▶ **TASK REQUIREMENTS**
Output the full listing word for word.

▶ **ROWS**
══════════════════════════════

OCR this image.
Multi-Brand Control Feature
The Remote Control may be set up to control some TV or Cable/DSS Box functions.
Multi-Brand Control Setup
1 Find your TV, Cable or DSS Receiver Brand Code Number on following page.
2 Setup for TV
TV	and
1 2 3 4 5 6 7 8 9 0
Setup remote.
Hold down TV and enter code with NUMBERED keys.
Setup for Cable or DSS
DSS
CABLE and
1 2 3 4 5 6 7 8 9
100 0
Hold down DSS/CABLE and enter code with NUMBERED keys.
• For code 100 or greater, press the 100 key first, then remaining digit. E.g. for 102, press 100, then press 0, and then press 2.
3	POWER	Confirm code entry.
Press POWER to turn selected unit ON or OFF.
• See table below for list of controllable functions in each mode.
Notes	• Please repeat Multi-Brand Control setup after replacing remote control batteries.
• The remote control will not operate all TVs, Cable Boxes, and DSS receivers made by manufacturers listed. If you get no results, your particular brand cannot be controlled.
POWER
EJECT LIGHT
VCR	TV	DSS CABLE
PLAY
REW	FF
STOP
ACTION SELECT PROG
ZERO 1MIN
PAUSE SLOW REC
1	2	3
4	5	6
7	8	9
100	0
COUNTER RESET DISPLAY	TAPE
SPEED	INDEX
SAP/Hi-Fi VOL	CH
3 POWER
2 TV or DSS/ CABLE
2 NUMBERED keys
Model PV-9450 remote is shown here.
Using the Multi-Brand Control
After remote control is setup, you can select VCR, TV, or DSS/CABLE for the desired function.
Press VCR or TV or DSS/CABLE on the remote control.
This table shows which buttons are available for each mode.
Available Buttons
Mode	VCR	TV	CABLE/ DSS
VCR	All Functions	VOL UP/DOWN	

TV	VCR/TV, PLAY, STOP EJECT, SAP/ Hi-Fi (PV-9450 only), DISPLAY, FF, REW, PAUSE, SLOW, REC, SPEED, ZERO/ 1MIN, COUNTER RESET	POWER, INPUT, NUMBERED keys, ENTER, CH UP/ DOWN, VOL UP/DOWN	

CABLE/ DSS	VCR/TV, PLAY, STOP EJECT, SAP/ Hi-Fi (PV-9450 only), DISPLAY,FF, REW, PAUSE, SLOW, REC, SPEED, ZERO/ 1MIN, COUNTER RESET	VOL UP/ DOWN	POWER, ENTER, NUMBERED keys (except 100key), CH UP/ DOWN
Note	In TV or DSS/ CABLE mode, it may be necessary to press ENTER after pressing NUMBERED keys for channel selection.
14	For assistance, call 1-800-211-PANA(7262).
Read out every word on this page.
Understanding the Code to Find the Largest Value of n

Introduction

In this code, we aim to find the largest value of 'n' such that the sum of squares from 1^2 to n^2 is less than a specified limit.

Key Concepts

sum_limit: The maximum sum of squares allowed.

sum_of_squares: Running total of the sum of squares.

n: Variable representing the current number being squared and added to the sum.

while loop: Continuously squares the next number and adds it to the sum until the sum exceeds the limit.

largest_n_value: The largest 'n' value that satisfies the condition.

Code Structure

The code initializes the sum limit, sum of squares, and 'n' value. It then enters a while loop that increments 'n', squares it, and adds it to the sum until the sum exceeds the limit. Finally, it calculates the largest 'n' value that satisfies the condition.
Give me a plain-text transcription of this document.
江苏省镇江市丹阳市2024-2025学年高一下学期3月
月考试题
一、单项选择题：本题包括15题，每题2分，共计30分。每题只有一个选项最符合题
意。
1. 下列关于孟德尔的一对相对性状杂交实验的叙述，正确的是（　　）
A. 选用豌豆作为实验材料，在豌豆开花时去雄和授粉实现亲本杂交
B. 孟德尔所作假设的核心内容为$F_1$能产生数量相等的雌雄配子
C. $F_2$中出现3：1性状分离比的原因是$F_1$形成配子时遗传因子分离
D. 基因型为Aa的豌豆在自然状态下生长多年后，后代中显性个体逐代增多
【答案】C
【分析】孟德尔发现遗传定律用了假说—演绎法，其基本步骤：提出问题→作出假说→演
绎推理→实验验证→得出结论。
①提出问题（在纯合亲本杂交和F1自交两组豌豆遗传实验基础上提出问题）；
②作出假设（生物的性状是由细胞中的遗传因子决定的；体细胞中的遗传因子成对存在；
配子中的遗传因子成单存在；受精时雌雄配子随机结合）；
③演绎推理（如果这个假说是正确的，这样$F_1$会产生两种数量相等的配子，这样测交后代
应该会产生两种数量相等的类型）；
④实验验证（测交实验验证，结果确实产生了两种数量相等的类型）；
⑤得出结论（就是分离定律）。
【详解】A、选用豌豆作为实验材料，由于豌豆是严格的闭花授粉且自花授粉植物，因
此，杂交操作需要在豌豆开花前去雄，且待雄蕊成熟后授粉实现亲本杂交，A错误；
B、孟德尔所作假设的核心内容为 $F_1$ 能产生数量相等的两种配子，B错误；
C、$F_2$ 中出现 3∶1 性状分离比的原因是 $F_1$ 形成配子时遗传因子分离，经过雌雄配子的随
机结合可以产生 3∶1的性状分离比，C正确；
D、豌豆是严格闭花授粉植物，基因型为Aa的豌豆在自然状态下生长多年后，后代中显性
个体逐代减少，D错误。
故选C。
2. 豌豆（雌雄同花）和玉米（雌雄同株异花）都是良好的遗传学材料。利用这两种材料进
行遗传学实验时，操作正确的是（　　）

══════════════════════════════

▶ **FINISHED ANSWER**
OCR this image.
Multi-Brand Control Feature
The Remote Control may be set up to control some TV or Cable/DSS Box functions.
Multi-Brand Control Setup
1 Find your TV, Cable or DSS Receiver Brand Code Number on following page.
2 Setup for TV
TV	and
1 2 3 4 5 6 7 8 9 0
Setup remote.
Hold down TV and enter code with NUMBERED keys.
Setup for Cable or DSS
DSS
CABLE and
1 2 3 4 5 6 7 8 9
100 0
Hold down DSS/CABLE and enter code with NUMBERED keys.
• For code 100 or greater, press the 100 key first, then remaining digit. E.g. for 102, press 100, then press 0, and then press 2.
3	POWER	Confirm code entry.
Press POWER to turn selected unit ON or OFF.
• See table below for list of controllable functions in each mode.
Notes	• Please repeat Multi-Brand Control setup after replacing remote control batteries.
• The remote control will not operate all TVs, Cable Boxes, and DSS receivers made by manufacturers listed. If you get no results, your particular brand cannot be controlled.
POWER
EJECT LIGHT
VCR	TV	DSS CABLE
PLAY
REW	FF
STOP
ACTION SELECT PROG
ZERO 1MIN
PAUSE SLOW REC
1	2	3
4	5	6
7	8	9
100	0
COUNTER RESET DISPLAY	TAPE
SPEED	INDEX
SAP/Hi-Fi VOL	CH
3 POWER
2 TV or DSS/ CABLE
2 NUMBERED keys
Model PV-9450 remote is shown here.
Using the Multi-Brand Control
After remote control is setup, you can select VCR, TV, or DSS/CABLE for the desired function.
Press VCR or TV or DSS/CABLE on the remote control.
This table shows which buttons are available for each mode.
Available Buttons
Mode	VCR	TV	CABLE/ DSS
VCR	All Functions	VOL UP/DOWN	

TV	VCR/TV, PLAY, STOP EJECT, SAP/ Hi-Fi (PV-9450 only), DISPLAY, FF, REW, PAUSE, SLOW, REC, SPEED, ZERO/ 1MIN, COUNTER RESET	POWER, INPUT, NUMBERED keys, ENTER, CH UP/ DOWN, VOL UP/DOWN	

CABLE/ DSS	VCR/TV, PLAY, STOP EJECT, SAP/ Hi-Fi (PV-9450 only), DISPLAY,FF, REW, PAUSE, SLOW, REC, SPEED, ZERO/ 1MIN, COUNTER RESET	VOL UP/ DOWN	POWER, ENTER, NUMBERED keys (except 100key), CH UP/ DOWN
Note	In TV or DSS/ CABLE mode, it may be necessary to press ENTER after pressing NUMBERED keys for channel selection.
14	For assistance, call 1-800-211-PANA(7262).
Read out every word on this page.
Understanding the Code to Find the Largest Value of n

Introduction

In this code, we aim to find the largest value of 'n' such that the sum of squares from 1^2 to n^2 is less than a specified limit.

Key Concepts

sum_limit: The maximum sum of squares allowed.

sum_of_squares: Running total of the sum of squares.

n: Variable representing the current number being squared and added to the sum.

while loop: Continuously squares the next number and adds it to the sum until the sum exceeds the limit.

largest_n_value: The largest 'n' value that satisfies the condition.

Code Structure

The code initializes the sum limit, sum of squares, and 'n' value. It then enters a while loop that increments 'n', squares it, and adds it to the sum until the sum exceeds the limit. Finally, it calculates the largest 'n' value that satisfies the condition.
Give me a plain-text transcription of this document.
江苏省镇江市丹阳市2024-2025学年高一下学期3月
月考试题
一、单项选择题：本题包括15题，每题2分，共计30分。每题只有一个选项最符合题
意。
1. 下列关于孟德尔的一对相对性状杂交实验的叙述，正确的是（　　）
A. 选用豌豆作为实验材料，在豌豆开花时去雄和授粉实现亲本杂交
B. 孟德尔所作假设的核心内容为$F_1$能产生数量相等的雌雄配子
C. $F_2$中出现3：1性状分离比的原因是$F_1$形成配子时遗传因子分离
D. 基因型为Aa的豌豆在自然状态下生长多年后，后代中显性个体逐代增多
【答案】C
【分析】孟德尔发现遗传定律用了假说—演绎法，其基本步骤：提出问题→作出假说→演
绎推理→实验验证→得出结论。
①提出问题（在纯合亲本杂交和F1自交两组豌豆遗传实验基础上提出问题）；
②作出假设（生物的性状是由细胞中的遗传因子决定的；体细胞中的遗传因子成对存在；
配子中的遗传因子成单存在；受精时雌雄配子随机结合）；
③演绎推理（如果这个假说是正确的，这样$F_1$会产生两种数量相等的配子，这样测交后代
应该会产生两种数量相等的类型）；
④实验验证（测交实验验证，结果确实产生了两种数量相等的类型）；
⑤得出结论（就是分离定律）。
【详解】A、选用豌豆作为实验材料，由于豌豆是严格的闭花授粉且自花授粉植物，因
此，杂交操作需要在豌豆开花前去雄，且待雄蕊成熟后授粉实现亲本杂交，A错误；
B、孟德尔所作假设的核心内容为 $F_1$ 能产生数量相等的两种配子，B错误；
C、$F_2$ 中出现 3∶1 性状分离比的原因是 $F_1$ 形成配子时遗传因子分离，经过雌雄配子的随
机结合可以产生 3∶1的性状分离比，C正确；
D、豌豆是严格闭花授粉植物，基因型为Aa的豌豆在自然状态下生长多年后，后代中显性
个体逐代减少，D错误。
故选C。
2. 豌豆（雌雄同花）和玉米（雌雄同株异花）都是良好的遗传学材料。利用这两种材料进
行遗传学实验时，操作正确的是（　　）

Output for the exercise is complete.